■ **DIRECTIONS**
Please return all lines from the records below that include the string "Endometrial".

■ **RECORD EXTRACTS**
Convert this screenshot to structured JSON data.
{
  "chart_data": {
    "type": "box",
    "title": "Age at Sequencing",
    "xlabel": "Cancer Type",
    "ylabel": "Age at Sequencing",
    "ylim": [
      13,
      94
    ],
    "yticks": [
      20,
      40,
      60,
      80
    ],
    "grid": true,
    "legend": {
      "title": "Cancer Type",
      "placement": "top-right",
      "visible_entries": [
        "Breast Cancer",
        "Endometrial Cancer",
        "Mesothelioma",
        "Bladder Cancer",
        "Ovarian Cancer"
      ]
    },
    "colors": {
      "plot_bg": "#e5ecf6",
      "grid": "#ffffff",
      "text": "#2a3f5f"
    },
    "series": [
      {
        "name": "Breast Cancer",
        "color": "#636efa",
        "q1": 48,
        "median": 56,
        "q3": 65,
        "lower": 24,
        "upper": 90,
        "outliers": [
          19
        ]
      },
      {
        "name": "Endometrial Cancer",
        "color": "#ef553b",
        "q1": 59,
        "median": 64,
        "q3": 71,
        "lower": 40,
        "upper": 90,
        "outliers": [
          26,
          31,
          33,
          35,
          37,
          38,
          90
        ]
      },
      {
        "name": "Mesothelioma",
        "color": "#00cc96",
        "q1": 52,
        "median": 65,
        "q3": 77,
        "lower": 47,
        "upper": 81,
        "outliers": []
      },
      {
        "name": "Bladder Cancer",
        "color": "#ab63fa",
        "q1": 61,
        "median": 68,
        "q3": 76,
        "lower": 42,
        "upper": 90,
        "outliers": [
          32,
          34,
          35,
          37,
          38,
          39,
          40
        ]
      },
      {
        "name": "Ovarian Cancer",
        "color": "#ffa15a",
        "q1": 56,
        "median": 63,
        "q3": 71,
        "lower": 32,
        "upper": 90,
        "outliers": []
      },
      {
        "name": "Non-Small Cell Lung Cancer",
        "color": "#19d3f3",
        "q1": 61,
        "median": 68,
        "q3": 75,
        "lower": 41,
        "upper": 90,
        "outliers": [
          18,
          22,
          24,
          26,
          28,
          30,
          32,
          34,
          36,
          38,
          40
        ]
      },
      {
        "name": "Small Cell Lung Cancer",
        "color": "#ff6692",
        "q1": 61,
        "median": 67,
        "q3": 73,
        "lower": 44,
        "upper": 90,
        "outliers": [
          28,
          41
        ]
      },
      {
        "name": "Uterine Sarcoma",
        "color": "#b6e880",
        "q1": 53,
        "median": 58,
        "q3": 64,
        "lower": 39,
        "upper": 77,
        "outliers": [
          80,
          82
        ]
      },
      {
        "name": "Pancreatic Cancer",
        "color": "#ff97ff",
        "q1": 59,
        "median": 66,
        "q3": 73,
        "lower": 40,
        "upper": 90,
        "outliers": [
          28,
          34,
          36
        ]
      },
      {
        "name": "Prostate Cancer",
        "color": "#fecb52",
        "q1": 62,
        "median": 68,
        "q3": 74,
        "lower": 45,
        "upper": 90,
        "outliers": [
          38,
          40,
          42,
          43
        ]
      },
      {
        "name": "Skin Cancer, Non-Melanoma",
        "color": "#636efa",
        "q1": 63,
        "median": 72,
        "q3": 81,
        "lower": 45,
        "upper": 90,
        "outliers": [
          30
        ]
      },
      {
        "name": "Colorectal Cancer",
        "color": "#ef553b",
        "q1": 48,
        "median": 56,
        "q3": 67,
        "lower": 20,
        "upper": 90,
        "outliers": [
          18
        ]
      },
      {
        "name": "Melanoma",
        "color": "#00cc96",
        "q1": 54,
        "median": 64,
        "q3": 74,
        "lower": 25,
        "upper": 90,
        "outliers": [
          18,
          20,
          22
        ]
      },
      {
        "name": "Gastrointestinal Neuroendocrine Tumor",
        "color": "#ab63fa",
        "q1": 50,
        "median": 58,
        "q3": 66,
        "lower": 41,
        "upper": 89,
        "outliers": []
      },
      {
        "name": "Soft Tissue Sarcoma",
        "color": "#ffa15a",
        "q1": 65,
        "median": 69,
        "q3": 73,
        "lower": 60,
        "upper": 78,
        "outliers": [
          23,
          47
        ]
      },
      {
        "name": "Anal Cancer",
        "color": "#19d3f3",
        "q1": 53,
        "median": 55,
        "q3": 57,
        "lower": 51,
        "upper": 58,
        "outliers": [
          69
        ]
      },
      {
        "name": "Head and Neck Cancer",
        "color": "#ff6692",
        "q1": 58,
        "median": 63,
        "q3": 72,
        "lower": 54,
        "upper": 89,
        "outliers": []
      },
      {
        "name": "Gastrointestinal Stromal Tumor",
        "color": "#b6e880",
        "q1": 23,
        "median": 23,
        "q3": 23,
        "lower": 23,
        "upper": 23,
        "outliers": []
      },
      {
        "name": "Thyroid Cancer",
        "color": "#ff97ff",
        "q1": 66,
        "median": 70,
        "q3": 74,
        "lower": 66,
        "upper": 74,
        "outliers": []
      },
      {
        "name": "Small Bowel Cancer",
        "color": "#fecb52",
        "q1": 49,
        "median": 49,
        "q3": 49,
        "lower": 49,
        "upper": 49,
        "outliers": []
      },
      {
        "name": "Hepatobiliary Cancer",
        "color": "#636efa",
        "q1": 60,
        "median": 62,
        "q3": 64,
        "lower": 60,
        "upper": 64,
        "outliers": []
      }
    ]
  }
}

■ **EXERCISE ANSWER**
        "Endometrial Cancer",
        "name": "Endometrial Cancer",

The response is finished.